## Data provided
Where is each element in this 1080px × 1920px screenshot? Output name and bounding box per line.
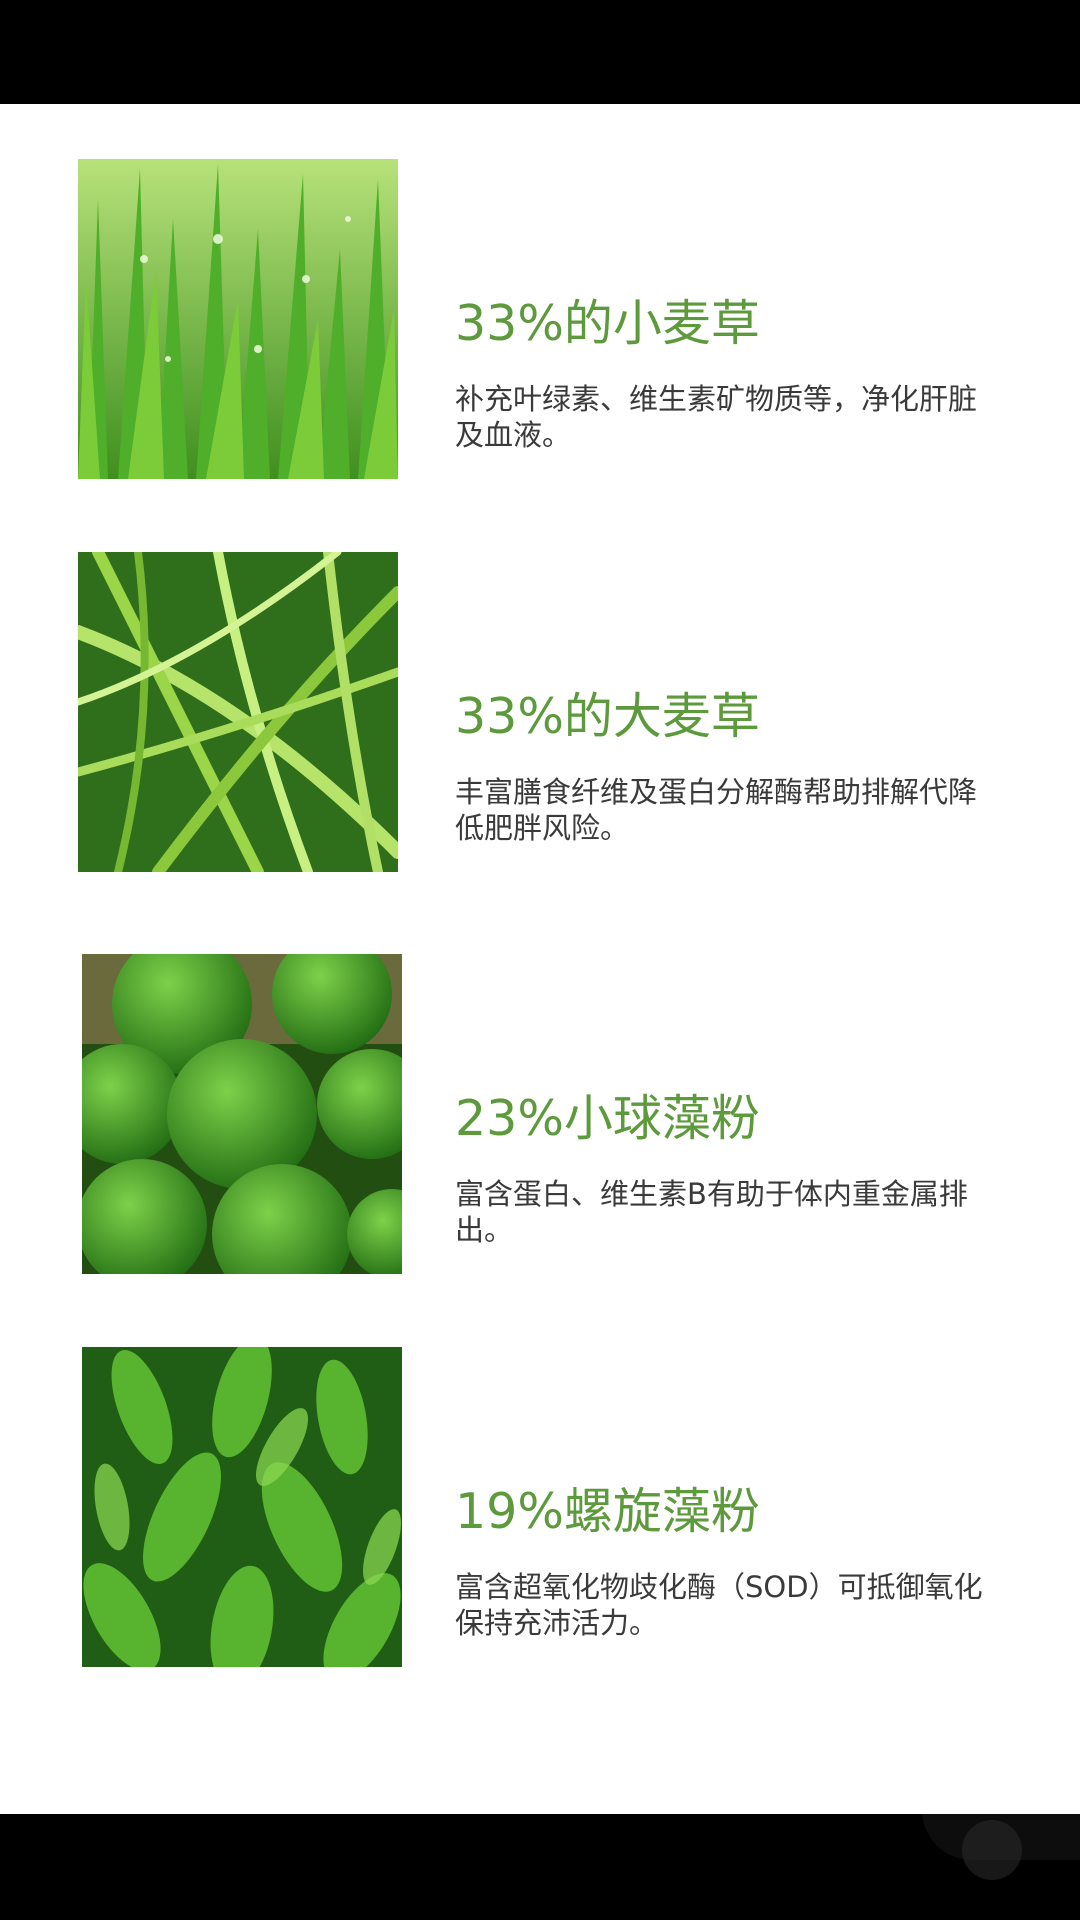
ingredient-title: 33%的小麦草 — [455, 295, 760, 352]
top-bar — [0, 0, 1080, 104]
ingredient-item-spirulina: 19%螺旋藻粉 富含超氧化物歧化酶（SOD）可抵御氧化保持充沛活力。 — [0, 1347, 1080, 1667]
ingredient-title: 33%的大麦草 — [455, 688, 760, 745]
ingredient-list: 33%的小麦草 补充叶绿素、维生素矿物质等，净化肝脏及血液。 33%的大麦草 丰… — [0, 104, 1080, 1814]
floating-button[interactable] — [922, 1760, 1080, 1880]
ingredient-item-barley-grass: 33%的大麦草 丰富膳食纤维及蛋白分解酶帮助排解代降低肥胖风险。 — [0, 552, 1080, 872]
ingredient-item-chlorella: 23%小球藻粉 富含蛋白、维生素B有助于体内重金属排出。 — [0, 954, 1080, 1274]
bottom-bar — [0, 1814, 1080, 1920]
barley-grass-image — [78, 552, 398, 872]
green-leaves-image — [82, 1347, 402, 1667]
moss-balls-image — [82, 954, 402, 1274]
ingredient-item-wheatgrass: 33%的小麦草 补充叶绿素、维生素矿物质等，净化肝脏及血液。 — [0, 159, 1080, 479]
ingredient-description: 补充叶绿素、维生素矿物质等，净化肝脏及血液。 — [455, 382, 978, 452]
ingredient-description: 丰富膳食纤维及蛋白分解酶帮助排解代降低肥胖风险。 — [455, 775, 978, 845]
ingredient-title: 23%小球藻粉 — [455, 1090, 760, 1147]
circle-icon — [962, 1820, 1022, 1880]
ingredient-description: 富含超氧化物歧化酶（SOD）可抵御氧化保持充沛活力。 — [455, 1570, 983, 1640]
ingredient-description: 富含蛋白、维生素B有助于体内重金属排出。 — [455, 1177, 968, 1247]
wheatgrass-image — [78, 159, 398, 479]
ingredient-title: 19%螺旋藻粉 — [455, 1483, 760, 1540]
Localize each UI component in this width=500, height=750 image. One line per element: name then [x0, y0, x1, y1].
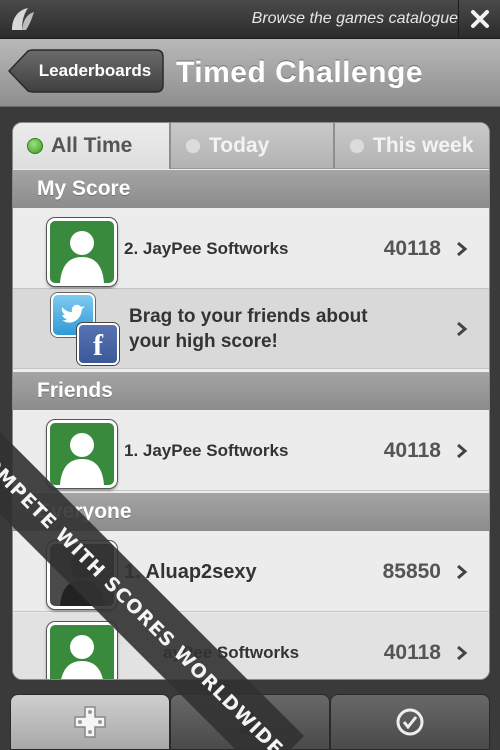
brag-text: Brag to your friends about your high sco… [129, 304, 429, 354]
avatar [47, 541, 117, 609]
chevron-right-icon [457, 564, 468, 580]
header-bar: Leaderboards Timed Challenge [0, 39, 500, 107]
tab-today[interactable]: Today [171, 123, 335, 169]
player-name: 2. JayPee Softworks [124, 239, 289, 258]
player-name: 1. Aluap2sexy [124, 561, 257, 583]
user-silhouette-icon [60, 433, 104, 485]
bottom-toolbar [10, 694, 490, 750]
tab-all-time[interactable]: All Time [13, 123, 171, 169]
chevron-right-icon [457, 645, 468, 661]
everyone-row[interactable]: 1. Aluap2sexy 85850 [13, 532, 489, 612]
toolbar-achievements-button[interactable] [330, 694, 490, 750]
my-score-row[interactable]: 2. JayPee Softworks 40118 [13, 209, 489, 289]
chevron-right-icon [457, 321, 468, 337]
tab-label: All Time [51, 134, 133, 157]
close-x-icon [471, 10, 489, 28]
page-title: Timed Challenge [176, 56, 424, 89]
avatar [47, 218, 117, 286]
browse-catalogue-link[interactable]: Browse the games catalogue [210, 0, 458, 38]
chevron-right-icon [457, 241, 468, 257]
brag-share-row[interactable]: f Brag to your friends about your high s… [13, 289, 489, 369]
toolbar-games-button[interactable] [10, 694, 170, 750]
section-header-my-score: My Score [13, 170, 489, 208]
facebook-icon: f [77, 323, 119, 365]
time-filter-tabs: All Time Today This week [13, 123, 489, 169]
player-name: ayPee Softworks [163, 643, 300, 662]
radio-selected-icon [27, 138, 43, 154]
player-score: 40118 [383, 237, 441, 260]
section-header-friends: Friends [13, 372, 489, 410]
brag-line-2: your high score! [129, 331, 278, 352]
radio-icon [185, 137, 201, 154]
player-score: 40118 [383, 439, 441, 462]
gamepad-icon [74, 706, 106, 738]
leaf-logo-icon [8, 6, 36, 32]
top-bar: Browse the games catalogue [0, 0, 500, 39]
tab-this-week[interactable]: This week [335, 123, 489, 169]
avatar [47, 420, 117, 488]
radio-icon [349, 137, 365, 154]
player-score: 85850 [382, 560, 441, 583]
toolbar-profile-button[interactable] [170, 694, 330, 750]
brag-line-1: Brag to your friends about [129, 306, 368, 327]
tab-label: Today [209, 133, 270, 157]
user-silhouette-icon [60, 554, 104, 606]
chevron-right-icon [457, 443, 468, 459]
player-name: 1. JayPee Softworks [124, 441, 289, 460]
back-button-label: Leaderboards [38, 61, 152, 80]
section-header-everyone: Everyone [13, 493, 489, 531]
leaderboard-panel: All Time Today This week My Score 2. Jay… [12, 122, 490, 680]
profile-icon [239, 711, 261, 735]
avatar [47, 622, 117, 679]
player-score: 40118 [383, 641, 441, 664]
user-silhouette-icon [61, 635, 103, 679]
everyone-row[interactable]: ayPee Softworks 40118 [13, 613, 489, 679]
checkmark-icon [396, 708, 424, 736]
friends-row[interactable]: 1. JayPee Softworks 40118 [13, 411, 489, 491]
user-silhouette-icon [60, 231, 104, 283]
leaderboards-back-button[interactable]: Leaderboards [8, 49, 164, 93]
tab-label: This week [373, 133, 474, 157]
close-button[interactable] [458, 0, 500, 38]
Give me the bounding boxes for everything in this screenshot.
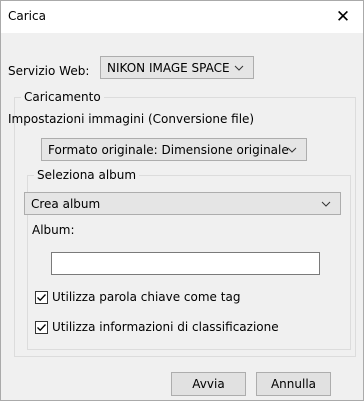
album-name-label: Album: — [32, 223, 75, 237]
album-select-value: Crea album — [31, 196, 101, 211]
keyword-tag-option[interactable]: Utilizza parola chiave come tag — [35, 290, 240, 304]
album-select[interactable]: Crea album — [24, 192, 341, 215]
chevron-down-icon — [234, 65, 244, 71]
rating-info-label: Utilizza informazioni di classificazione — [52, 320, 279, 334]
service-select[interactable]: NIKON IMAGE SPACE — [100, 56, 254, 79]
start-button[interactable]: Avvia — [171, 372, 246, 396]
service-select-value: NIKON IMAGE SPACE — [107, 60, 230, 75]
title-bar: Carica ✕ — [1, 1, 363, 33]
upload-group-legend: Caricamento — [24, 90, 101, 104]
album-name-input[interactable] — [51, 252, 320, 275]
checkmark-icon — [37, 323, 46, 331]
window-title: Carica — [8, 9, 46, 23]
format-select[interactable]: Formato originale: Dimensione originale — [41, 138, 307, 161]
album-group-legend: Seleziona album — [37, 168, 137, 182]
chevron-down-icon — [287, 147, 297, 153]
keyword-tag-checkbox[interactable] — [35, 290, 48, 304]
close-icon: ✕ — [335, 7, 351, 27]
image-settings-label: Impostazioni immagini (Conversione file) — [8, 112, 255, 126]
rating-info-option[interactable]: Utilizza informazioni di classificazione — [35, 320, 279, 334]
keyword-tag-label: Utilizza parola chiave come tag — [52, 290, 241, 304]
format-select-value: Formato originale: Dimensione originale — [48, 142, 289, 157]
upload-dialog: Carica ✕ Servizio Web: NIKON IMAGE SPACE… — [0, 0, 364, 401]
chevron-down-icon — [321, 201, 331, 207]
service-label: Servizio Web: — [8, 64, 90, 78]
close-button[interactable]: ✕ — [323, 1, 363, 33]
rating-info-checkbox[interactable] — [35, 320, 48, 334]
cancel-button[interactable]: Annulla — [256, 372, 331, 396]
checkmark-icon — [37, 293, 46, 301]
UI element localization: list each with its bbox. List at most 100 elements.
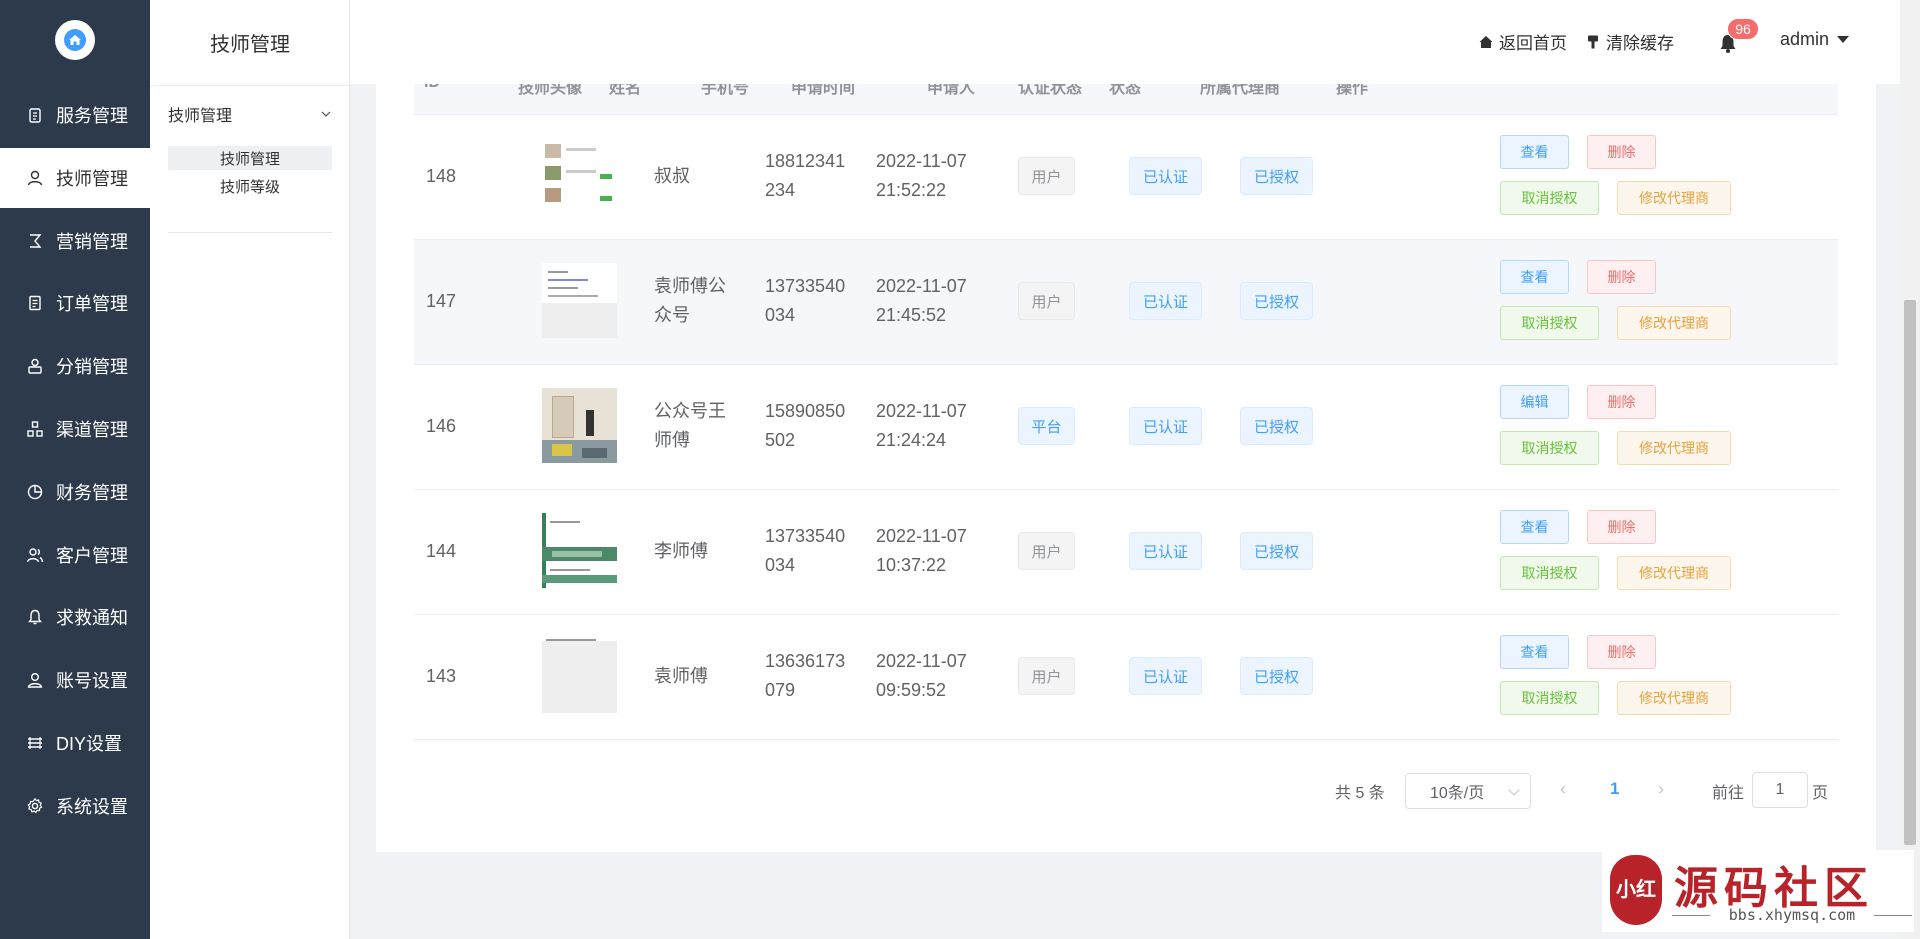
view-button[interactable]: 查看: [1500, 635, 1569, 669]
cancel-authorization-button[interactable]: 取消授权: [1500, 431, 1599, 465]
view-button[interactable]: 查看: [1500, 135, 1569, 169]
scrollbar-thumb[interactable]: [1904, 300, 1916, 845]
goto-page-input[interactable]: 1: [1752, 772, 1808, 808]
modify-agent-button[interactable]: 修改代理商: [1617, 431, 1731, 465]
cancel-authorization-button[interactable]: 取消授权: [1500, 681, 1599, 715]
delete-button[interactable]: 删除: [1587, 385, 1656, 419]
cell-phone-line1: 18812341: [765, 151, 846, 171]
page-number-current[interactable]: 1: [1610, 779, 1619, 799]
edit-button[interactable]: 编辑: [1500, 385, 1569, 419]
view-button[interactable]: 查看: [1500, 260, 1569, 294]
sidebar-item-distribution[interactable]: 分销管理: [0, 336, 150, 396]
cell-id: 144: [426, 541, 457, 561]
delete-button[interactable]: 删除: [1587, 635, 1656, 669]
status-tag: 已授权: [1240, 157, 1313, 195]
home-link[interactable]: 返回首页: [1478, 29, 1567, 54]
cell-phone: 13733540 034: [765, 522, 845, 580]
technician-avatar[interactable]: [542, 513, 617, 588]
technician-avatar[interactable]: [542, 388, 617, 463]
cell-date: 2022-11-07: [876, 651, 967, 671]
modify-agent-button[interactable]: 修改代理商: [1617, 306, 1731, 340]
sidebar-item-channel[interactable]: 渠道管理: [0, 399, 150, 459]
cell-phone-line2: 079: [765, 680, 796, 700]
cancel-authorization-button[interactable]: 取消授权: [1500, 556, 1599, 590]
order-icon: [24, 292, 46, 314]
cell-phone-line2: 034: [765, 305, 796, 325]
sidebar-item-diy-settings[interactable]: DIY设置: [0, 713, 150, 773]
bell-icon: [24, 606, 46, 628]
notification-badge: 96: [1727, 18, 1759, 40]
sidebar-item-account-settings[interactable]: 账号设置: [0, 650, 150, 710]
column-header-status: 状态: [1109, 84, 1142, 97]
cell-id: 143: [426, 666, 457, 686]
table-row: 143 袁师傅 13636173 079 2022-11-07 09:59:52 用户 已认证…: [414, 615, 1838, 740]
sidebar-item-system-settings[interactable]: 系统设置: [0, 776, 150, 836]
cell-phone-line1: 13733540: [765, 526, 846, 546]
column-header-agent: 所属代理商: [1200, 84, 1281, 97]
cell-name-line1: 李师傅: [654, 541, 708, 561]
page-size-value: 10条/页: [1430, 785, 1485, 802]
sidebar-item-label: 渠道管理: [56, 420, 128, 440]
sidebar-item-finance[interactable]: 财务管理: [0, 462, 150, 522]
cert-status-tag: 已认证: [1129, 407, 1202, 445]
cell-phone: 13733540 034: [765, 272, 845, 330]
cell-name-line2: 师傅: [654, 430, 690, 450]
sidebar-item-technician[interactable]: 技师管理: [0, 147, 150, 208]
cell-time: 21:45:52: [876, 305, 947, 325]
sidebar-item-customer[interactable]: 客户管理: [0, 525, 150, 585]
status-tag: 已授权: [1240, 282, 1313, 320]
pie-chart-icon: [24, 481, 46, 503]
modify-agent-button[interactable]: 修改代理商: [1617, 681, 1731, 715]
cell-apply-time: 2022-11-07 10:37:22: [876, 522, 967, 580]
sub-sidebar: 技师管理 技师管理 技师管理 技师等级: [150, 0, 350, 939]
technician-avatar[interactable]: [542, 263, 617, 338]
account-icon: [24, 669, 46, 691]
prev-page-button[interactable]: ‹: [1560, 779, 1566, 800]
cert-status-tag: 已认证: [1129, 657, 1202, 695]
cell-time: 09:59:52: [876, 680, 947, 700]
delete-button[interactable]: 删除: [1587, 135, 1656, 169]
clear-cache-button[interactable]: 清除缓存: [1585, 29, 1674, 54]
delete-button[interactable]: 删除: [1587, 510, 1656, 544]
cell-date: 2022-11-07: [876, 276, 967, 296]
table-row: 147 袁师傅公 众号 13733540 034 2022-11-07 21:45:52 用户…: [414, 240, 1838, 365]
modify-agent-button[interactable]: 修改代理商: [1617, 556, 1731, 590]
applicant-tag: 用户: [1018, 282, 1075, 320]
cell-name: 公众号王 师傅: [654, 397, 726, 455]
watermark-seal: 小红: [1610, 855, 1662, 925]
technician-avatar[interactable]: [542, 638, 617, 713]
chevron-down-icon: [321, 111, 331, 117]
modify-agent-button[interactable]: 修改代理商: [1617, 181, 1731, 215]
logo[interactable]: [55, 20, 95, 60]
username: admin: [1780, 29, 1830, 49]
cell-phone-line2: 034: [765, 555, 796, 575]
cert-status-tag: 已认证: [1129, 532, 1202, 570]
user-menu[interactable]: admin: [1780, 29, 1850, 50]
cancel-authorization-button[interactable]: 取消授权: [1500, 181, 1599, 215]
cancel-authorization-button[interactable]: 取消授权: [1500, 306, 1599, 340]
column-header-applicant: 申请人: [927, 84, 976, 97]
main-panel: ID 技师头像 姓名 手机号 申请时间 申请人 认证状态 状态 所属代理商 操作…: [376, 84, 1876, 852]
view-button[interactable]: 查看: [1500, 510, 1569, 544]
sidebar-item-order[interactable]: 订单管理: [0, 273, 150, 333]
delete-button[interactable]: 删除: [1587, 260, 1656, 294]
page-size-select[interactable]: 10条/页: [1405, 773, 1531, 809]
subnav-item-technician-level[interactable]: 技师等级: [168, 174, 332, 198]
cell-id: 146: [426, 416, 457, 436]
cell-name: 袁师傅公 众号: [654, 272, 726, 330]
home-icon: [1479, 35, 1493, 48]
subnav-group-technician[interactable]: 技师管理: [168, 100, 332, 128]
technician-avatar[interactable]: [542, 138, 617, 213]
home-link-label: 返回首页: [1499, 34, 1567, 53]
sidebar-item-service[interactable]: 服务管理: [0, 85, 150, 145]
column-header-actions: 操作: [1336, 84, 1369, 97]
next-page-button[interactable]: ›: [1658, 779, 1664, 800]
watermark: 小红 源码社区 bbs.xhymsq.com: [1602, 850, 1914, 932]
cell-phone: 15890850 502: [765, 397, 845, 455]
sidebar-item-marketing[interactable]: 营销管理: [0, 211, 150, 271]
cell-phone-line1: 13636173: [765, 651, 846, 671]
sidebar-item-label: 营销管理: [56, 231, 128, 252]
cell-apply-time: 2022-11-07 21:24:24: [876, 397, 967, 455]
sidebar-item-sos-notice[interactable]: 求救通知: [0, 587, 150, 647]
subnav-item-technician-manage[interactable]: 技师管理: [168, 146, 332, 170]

## Task statement
Count how many lines of the material above contain the word "input", and reply with that number alone.

## Answer
2